[Problem to solve] State how many lines in the entries below contain "JSON". Write nothing but the number.
___ Dataset ___
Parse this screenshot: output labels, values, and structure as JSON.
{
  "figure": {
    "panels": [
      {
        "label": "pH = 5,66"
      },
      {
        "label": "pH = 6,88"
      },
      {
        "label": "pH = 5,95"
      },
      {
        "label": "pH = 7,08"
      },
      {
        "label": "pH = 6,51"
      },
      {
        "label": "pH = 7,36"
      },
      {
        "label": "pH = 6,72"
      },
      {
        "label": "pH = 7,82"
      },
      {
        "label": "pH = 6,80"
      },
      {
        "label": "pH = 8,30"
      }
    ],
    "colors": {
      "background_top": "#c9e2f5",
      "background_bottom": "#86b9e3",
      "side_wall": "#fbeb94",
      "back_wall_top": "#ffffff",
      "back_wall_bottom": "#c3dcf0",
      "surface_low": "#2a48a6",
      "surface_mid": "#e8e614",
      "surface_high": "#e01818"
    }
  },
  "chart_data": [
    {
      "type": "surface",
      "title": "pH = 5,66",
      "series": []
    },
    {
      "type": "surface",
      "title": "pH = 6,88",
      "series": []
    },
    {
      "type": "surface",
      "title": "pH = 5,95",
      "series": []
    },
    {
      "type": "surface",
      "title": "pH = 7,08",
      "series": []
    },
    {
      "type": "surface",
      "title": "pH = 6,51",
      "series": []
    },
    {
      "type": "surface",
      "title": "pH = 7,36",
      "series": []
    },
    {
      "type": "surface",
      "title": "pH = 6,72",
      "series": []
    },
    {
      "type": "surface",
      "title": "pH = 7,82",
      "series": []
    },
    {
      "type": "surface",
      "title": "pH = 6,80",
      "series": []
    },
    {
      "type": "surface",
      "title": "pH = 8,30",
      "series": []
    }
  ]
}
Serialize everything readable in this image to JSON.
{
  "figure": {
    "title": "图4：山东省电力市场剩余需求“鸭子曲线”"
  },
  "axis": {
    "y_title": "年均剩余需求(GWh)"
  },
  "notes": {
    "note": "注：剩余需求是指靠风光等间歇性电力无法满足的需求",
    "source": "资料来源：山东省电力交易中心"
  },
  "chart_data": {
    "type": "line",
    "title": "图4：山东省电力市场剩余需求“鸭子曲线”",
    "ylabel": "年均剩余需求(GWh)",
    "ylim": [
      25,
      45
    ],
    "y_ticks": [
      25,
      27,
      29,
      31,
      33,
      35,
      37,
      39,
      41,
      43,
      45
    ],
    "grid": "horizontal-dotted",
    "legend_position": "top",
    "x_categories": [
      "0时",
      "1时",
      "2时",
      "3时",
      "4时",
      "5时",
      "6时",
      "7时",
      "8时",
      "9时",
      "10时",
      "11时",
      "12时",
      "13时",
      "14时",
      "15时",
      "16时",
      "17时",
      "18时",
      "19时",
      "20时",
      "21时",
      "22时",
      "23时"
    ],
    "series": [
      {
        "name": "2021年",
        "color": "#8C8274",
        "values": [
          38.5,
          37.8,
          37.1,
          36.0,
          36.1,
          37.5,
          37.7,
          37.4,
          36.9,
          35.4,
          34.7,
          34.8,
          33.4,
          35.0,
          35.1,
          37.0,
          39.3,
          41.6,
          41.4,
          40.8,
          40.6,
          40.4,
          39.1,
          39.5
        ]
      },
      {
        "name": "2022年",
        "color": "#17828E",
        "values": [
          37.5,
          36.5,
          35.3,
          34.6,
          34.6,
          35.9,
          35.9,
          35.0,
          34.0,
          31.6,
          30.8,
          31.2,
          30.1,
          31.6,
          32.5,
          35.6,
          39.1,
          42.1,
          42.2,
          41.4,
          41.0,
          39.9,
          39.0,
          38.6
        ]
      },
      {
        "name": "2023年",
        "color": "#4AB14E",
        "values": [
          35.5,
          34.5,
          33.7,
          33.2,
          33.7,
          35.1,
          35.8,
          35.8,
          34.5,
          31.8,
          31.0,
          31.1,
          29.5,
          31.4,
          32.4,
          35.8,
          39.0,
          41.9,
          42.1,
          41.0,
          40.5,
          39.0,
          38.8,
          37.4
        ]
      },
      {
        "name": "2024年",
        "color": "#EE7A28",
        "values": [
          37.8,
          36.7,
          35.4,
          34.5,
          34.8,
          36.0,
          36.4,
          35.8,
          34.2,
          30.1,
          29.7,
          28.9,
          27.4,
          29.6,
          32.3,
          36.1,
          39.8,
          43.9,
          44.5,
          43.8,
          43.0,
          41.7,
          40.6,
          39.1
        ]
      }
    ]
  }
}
___
[Correct answer] 2